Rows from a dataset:
○ ○ ○
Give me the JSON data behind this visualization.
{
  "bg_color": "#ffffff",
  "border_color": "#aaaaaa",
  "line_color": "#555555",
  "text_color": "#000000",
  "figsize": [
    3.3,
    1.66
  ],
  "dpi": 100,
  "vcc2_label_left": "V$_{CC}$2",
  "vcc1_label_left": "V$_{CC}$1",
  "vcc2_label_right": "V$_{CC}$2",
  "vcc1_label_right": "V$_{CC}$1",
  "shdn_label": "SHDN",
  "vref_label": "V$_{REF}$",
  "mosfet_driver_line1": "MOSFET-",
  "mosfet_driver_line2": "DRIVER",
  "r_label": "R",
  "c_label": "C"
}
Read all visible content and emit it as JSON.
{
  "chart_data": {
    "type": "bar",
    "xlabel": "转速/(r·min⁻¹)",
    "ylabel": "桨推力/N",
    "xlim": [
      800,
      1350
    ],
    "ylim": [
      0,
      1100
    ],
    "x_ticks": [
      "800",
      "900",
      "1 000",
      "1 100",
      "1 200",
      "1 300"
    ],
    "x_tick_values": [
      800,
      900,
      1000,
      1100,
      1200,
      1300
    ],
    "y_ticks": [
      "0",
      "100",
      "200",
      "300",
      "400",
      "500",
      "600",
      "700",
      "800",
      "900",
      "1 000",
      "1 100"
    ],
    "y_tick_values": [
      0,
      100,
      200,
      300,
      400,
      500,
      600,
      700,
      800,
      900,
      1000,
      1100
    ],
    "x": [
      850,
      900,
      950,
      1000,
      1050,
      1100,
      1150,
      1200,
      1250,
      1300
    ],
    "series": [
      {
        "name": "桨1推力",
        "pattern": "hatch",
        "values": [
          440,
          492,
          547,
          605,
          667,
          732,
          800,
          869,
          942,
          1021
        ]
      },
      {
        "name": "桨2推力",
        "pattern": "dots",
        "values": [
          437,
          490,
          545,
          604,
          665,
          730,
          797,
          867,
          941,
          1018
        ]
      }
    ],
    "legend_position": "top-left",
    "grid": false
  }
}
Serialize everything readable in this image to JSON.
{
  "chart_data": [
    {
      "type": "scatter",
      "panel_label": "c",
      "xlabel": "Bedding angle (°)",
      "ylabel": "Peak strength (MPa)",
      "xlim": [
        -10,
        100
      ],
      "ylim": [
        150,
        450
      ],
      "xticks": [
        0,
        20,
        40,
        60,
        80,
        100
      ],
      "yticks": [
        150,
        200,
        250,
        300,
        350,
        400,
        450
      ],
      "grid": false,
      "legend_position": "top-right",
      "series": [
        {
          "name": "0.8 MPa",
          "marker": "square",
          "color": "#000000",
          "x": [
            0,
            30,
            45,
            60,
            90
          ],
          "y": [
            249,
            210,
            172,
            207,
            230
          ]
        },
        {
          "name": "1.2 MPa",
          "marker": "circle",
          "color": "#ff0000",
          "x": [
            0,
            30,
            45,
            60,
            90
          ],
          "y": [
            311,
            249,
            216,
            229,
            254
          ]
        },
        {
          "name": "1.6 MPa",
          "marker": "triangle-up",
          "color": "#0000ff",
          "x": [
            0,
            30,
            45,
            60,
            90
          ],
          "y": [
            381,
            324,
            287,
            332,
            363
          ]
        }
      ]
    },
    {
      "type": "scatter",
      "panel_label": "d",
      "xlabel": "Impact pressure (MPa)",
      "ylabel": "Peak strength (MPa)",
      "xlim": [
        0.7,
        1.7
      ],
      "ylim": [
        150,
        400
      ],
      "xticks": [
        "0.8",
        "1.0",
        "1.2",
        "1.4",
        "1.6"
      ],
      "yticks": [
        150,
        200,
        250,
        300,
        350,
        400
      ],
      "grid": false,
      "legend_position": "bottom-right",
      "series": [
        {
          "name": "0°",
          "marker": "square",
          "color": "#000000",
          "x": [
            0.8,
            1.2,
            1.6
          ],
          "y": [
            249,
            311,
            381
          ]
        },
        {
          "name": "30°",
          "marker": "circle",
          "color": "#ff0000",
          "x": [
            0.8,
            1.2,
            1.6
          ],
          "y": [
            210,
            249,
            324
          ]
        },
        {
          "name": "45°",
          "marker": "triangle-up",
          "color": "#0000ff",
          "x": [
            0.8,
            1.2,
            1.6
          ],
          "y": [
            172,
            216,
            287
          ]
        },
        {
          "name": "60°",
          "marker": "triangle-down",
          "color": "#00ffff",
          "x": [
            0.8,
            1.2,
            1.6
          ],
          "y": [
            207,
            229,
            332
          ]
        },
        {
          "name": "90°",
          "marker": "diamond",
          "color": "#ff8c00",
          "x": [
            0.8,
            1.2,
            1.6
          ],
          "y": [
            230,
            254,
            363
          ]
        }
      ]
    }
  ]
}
○ ○ ○
*Stated exercise:*
Could you reproduce every record above exactly as it appears?

*Exercise response:*
Give me the JSON data behind this visualization.
{
  "bg_color": "#ffffff",
  "border_color": "#aaaaaa",
  "line_color": "#555555",
  "text_color": "#000000",
  "figsize": [
    3.3,
    1.66
  ],
  "dpi": 100,
  "vcc2_label_left": "V$_{CC}$2",
  "vcc1_label_left": "V$_{CC}$1",
  "vcc2_label_right": "V$_{CC}$2",
  "vcc1_label_right": "V$_{CC}$1",
  "shdn_label": "SHDN",
  "vref_label": "V$_{REF}$",
  "mosfet_driver_line1": "MOSFET-",
  "mosfet_driver_line2": "DRIVER",
  "r_label": "R",
  "c_label": "C"
}
Read all visible content and emit it as JSON.
{
  "chart_data": {
    "type": "bar",
    "xlabel": "转速/(r·min⁻¹)",
    "ylabel": "桨推力/N",
    "xlim": [
      800,
      1350
    ],
    "ylim": [
      0,
      1100
    ],
    "x_ticks": [
      "800",
      "900",
      "1 000",
      "1 100",
      "1 200",
      "1 300"
    ],
    "x_tick_values": [
      800,
      900,
      1000,
      1100,
      1200,
      1300
    ],
    "y_ticks": [
      "0",
      "100",
      "200",
      "300",
      "400",
      "500",
      "600",
      "700",
      "800",
      "900",
      "1 000",
      "1 100"
    ],
    "y_tick_values": [
      0,
      100,
      200,
      300,
      400,
      500,
      600,
      700,
      800,
      900,
      1000,
      1100
    ],
    "x": [
      850,
      900,
      950,
      1000,
      1050,
      1100,
      1150,
      1200,
      1250,
      1300
    ],
    "series": [
      {
        "name": "桨1推力",
        "pattern": "hatch",
        "values": [
          440,
          492,
          547,
          605,
          667,
          732,
          800,
          869,
          942,
          1021
        ]
      },
      {
        "name": "桨2推力",
        "pattern": "dots",
        "values": [
          437,
          490,
          545,
          604,
          665,
          730,
          797,
          867,
          941,
          1018
        ]
      }
    ],
    "legend_position": "top-left",
    "grid": false
  }
}
Serialize everything readable in this image to JSON.
{
  "chart_data": [
    {
      "type": "scatter",
      "panel_label": "c",
      "xlabel": "Bedding angle (°)",
      "ylabel": "Peak strength (MPa)",
      "xlim": [
        -10,
        100
      ],
      "ylim": [
        150,
        450
      ],
      "xticks": [
        0,
        20,
        40,
        60,
        80,
        100
      ],
      "yticks": [
        150,
        200,
        250,
        300,
        350,
        400,
        450
      ],
      "grid": false,
      "legend_position": "top-right",
      "series": [
        {
          "name": "0.8 MPa",
          "marker": "square",
          "color": "#000000",
          "x": [
            0,
            30,
            45,
            60,
            90
          ],
          "y": [
            249,
            210,
            172,
            207,
            230
          ]
        },
        {
          "name": "1.2 MPa",
          "marker": "circle",
          "color": "#ff0000",
          "x": [
            0,
            30,
            45,
            60,
            90
          ],
          "y": [
            311,
            249,
            216,
            229,
            254
          ]
        },
        {
          "name": "1.6 MPa",
          "marker": "triangle-up",
          "color": "#0000ff",
          "x": [
            0,
            30,
            45,
            60,
            90
          ],
          "y": [
            381,
            324,
            287,
            332,
            363
          ]
        }
      ]
    },
    {
      "type": "scatter",
      "panel_label": "d",
      "xlabel": "Impact pressure (MPa)",
      "ylabel": "Peak strength (MPa)",
      "xlim": [
        0.7,
        1.7
      ],
      "ylim": [
        150,
        400
      ],
      "xticks": [
        "0.8",
        "1.0",
        "1.2",
        "1.4",
        "1.6"
      ],
      "yticks": [
        150,
        200,
        250,
        300,
        350,
        400
      ],
      "grid": false,
      "legend_position": "bottom-right",
      "series": [
        {
          "name": "0°",
          "marker": "square",
          "color": "#000000",
          "x": [
            0.8,
            1.2,
            1.6
          ],
          "y": [
            249,
            311,
            381
          ]
        },
        {
          "name": "30°",
          "marker": "circle",
          "color": "#ff0000",
          "x": [
            0.8,
            1.2,
            1.6
          ],
          "y": [
            210,
            249,
            324
          ]
        },
        {
          "name": "45°",
          "marker": "triangle-up",
          "color": "#0000ff",
          "x": [
            0.8,
            1.2,
            1.6
          ],
          "y": [
            172,
            216,
            287
          ]
        },
        {
          "name": "60°",
          "marker": "triangle-down",
          "color": "#00ffff",
          "x": [
            0.8,
            1.2,
            1.6
          ],
          "y": [
            207,
            229,
            332
          ]
        },
        {
          "name": "90°",
          "marker": "diamond",
          "color": "#ff8c00",
          "x": [
            0.8,
            1.2,
            1.6
          ],
          "y": [
            230,
            254,
            363
          ]
        }
      ]
    }
  ]
}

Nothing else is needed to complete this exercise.